Can you pull out each line of the data below that includes the word "baixar"?

========

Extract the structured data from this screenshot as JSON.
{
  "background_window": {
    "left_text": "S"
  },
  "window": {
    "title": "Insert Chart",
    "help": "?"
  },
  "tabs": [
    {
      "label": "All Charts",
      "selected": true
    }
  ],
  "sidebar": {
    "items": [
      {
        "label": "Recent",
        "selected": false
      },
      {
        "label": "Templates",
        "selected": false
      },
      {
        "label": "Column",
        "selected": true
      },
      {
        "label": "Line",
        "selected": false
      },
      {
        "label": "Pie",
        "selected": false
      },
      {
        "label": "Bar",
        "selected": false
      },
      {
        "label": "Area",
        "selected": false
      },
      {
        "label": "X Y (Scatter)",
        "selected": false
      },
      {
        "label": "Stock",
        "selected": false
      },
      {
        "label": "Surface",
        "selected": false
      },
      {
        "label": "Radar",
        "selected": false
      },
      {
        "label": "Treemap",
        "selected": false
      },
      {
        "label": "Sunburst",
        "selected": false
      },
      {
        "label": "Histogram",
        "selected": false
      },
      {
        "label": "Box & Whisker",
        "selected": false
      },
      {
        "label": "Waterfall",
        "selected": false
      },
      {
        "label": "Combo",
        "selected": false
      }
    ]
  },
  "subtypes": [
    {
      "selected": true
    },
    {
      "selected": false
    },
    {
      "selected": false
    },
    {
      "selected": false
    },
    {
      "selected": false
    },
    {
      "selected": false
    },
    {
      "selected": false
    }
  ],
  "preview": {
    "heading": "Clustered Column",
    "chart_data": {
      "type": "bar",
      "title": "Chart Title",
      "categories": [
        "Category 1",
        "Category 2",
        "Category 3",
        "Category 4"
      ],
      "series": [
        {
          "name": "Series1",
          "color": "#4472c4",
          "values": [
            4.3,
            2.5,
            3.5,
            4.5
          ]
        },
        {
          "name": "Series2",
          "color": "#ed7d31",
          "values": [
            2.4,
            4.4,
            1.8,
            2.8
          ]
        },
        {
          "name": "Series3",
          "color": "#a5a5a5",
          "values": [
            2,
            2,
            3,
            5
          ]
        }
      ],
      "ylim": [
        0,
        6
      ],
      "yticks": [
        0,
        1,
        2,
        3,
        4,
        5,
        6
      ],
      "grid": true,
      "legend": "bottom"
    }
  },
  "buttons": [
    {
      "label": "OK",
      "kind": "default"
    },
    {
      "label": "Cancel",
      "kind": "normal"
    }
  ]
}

========

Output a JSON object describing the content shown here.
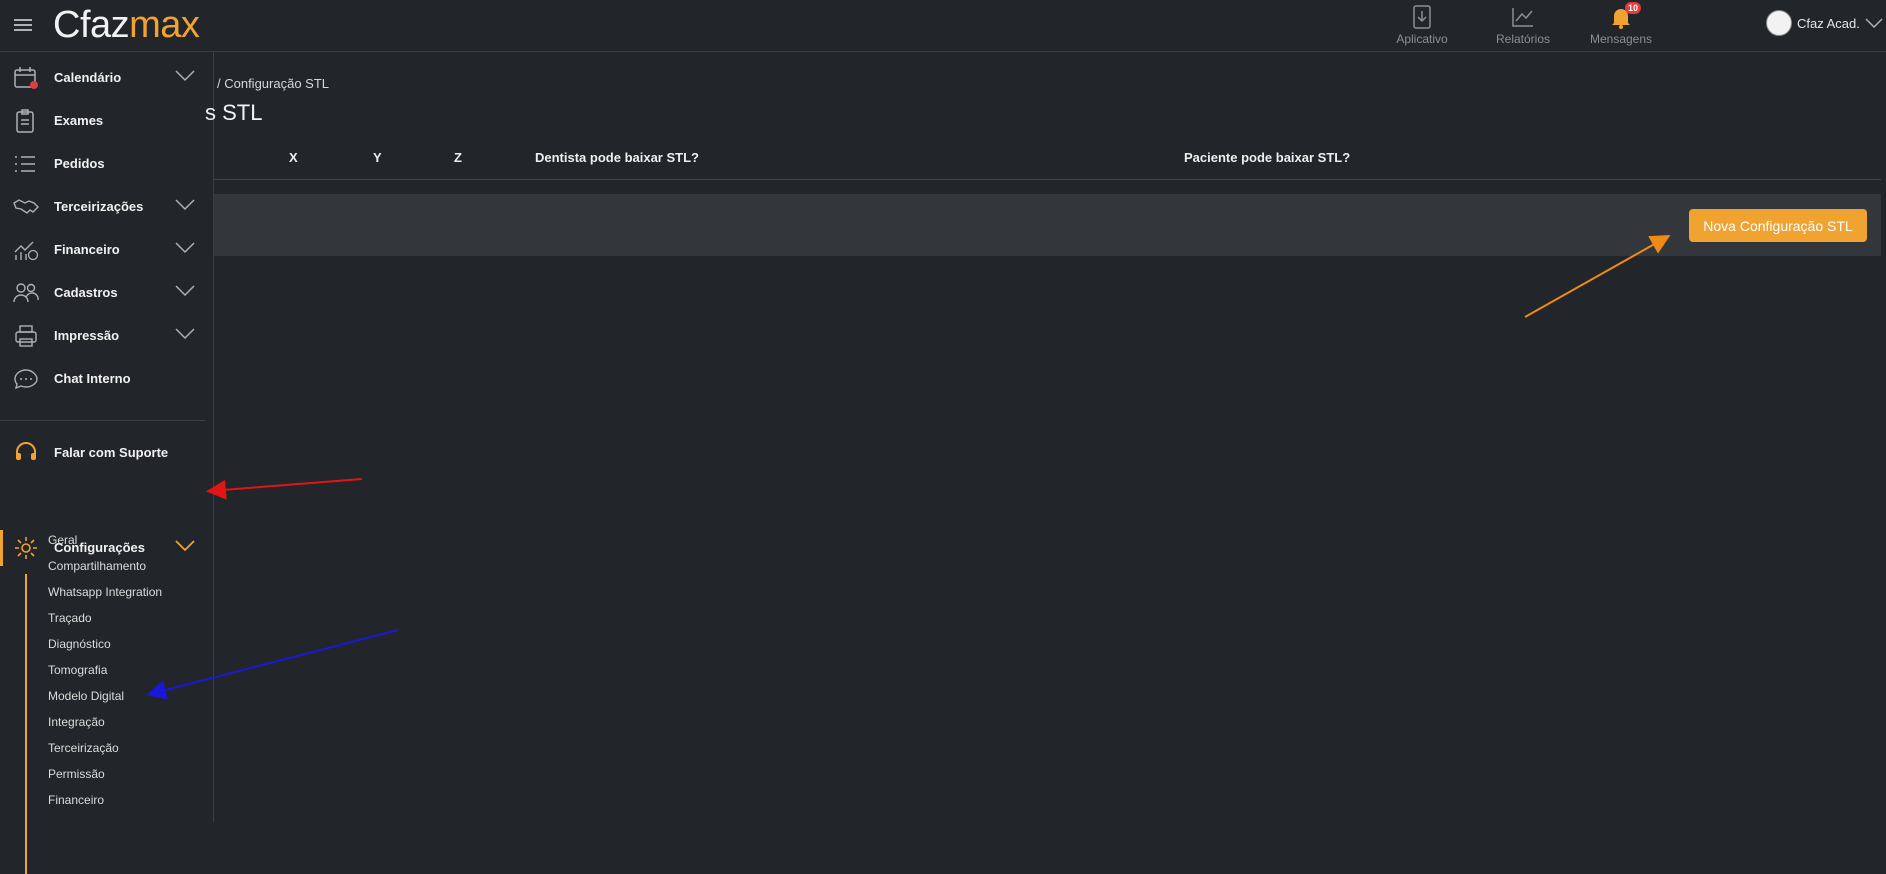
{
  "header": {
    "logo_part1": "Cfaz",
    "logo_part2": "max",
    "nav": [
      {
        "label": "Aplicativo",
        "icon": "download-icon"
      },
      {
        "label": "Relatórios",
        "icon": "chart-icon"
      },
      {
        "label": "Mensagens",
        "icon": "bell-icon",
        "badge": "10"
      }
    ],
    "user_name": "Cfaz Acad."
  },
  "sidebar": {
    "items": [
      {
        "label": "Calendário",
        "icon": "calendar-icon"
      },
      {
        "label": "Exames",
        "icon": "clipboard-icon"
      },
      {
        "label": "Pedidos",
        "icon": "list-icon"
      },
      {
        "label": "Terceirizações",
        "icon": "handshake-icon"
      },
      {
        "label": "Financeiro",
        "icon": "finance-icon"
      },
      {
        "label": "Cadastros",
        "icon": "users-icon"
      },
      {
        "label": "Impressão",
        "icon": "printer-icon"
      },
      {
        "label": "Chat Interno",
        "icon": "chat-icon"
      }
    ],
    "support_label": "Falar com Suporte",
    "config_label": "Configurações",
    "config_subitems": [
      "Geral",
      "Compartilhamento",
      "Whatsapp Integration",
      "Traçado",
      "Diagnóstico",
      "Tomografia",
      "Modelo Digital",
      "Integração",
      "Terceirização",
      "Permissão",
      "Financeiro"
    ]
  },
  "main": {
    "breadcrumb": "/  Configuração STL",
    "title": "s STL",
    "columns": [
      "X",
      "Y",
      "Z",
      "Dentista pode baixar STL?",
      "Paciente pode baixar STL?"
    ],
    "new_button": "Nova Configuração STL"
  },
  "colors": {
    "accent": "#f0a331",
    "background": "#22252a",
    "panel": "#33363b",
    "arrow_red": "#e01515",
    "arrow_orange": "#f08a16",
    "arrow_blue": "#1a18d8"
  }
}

========

## EXPECTED OUTPUT
      "Dentista pode baixar STL?",
      "Paciente pode baixar STL?"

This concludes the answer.